** Figure contents as structured data **
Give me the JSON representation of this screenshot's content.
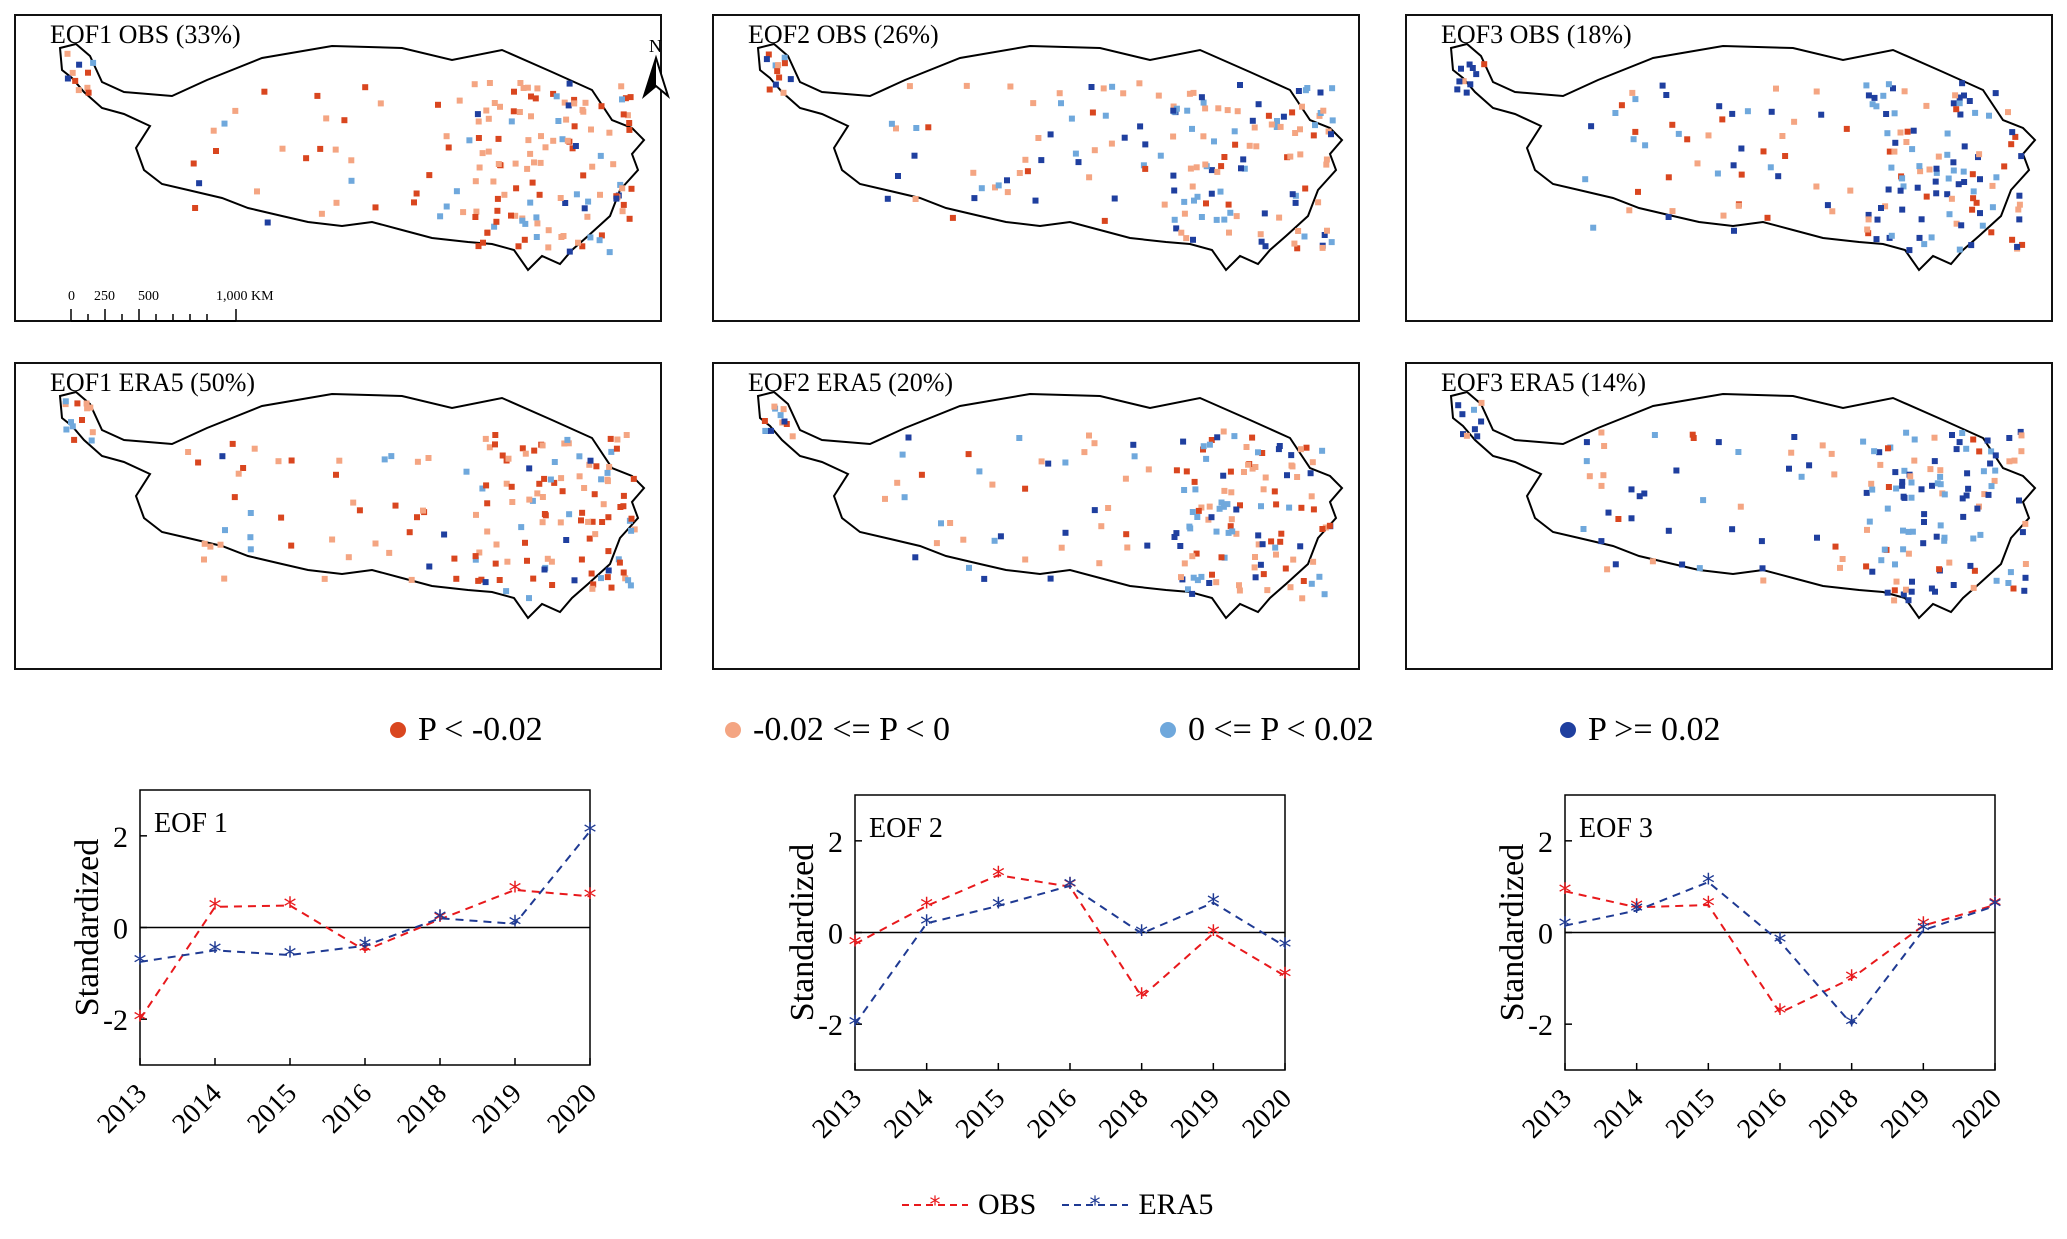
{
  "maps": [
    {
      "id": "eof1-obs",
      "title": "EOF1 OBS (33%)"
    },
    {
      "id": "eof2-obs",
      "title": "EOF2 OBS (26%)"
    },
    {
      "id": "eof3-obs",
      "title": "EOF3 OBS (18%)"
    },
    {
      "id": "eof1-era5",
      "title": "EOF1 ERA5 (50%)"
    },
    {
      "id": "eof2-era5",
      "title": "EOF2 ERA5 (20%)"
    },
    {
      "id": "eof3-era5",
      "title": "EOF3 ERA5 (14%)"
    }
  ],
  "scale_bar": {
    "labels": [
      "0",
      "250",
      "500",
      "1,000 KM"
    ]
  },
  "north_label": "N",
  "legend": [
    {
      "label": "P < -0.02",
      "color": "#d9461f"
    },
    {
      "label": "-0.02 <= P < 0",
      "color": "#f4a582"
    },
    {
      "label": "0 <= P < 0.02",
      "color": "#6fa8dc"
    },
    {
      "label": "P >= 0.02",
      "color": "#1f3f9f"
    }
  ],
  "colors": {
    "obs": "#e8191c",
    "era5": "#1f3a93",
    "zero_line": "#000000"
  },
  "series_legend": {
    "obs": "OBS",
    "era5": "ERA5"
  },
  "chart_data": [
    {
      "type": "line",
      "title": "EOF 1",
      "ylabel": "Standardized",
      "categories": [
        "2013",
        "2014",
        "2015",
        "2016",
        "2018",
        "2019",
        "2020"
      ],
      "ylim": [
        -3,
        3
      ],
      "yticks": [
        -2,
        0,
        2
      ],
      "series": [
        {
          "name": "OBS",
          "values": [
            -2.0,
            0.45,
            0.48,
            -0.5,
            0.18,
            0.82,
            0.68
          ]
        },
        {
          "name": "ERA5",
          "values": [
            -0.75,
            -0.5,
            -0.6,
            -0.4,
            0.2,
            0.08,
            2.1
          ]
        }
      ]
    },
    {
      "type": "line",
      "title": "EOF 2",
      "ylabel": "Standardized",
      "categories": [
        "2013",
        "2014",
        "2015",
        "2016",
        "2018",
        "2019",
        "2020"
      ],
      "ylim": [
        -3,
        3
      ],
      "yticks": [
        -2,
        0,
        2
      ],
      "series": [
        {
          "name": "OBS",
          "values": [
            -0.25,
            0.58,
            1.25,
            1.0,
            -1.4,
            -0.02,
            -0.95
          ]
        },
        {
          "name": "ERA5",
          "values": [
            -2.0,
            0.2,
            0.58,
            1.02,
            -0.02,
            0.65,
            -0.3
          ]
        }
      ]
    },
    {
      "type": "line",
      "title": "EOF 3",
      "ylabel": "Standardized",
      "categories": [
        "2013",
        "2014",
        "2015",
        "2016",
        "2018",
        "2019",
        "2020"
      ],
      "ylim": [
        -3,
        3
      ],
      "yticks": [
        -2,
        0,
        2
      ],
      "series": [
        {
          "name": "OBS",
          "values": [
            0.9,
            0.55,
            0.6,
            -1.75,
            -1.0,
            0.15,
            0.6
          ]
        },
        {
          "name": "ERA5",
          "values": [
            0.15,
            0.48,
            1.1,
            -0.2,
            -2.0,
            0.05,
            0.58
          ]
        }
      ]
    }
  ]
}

** Description of the task **
Scan the material above. Copy each line where "title" occurs.

** Response to this exercise **
      "title": "EOF1 OBS (33%)"
      "title": "EOF2 OBS (26%)"
      "title": "EOF3 OBS (18%)"
      "title": "EOF1 ERA5 (50%)"
      "title": "EOF2 ERA5 (20%)"
      "title": "EOF3 ERA5 (14%)"
      "title": "EOF 1",
      "title": "EOF 2",
      "title": "EOF 3",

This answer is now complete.